── Article

La difficulté – allant souvent jusqu’à l’incapacité – des personnages houellebecquiens à se relier durablement et authentiquement aux autres, à tisser du lien social, conjugal ou familial, et finalement à aimer, est une constante à travers toute son oeuvre parce qu’elle est, selon l’auteur, une marque caractéristique de l’homme occidental réduit par la destruction de toutes les solidarités ancestrales à n’être qu’une «particule élémentaire». Certes Houellebecq force le trait jusqu’à faire de son dernier héros un «égocentrique, limite autiste» (p. 129) qui vivra les trente dernières années de sa vie en reclus. L’artiste postmoderne, toujours aux avant-gardes, contraint par son travail créateur à une solitude prolongée sans même quelques collègues de travail à fréquenter, incarne peut-être mieux que quiconque cette évolution terminale. Houellebecq porte sur ce processus le regard quasi détaché (à peine nostalgique) de l’ethnologue décrivant une tribu en voie d’extinction.

Jed Martin finira sa vie absolument solitaire, reclus dans une sorte de bunker végétal. Ayant raté le coche avec Olga, la belle russe qui pourtant l’aimait, ayant perdu ses derniers repères familiaux et amicaux, il choisit délibérément le repli sur soi dans sa forteresse de province pour se consacrer à produire une oeuvre artistique ésotérique qui lui survivra. L’homme chez Houellebecq, s’il n’est plus un animal politique, est encore – mais pour combien de temps? – un animal artistique.

Les «hasards» des publications et de nos lectures nous ont conduite à lire le dernier Houellebecq après avoir lu le dernier Luc Ferry, La Révolution de l’amour, où ce dernier voit poindre avec optimisme, sur les ruines de l’héritage des Lumières, l’avènement d’un nouvel humanisme fondé sur l’amour, et non plus sur la raison. Du romancier au philosophe, on ne peut concevoir deux visions du monde plus antinomiques. Qui de «l’imbécile malheureux» (le pessimiste) ou de «l’imbécile heureux» (l’optimiste) rend le mieux compte du monde contemporain?


NOTES:

1 La Carte et le territoire, Flammarion, Paris, 2010.

2 De la Démocratie en Amérique, Idée/Gallimard, Paris, 1968.

────

## Consigne 1:
Traduisez en anglais cette phrase de l'article : « Jed Martin finira sa vie absolument solitaire, reclus dans une sorte de bunker végétal. »
## Consigne 2:
Recopiez sans rien changer le passage de l'article qui s'ouvre sur les mots «Jed Martin finira» et se referme sur «un animal artistique.».
## Consigne 3:
Répondez à ces questions d'après l'article :
(a) Pendant combien d'années le dernier héros de Houellebecq vivra-t-il en reclus ?
(b) Comment s'appelle la Russe qui aimait Jed Martin ?
(c) Quel est le titre du livre de Luc Ferry cité dans l'article ?

── Données disponibles

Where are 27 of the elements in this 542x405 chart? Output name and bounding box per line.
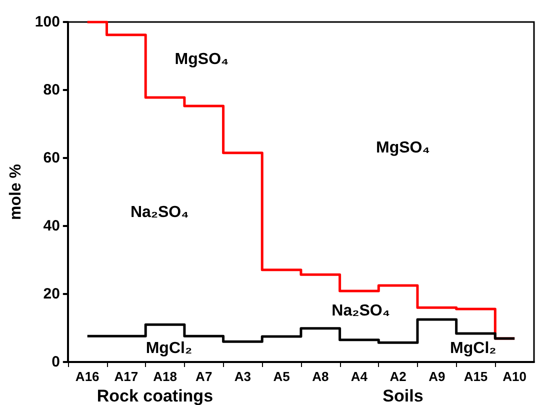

────

## Corrigé complet 1:
Jed Martin will end his life completely alone, shut away in a kind of plant-covered bunker.

## Corrigé complet 2:
Jed Martin finira sa vie absolument solitaire, reclus dans une sorte de bunker végétal. Ayant raté le coche avec Olga, la belle russe qui pourtant l’aimait, ayant perdu ses derniers repères familiaux et amicaux, il choisit délibérément le repli sur soi dans sa forteresse de province pour se consacrer à produire une oeuvre artistique ésotérique qui lui survivra. L’homme chez Houellebecq, s’il n’est plus un animal politique, est encore – mais pour combien de temps? – un animal artistique.

## Corrigé complet 3:
(a) Pendant les trente dernières années de sa vie.
(b) Olga.
(c) La Révolution de l'amour.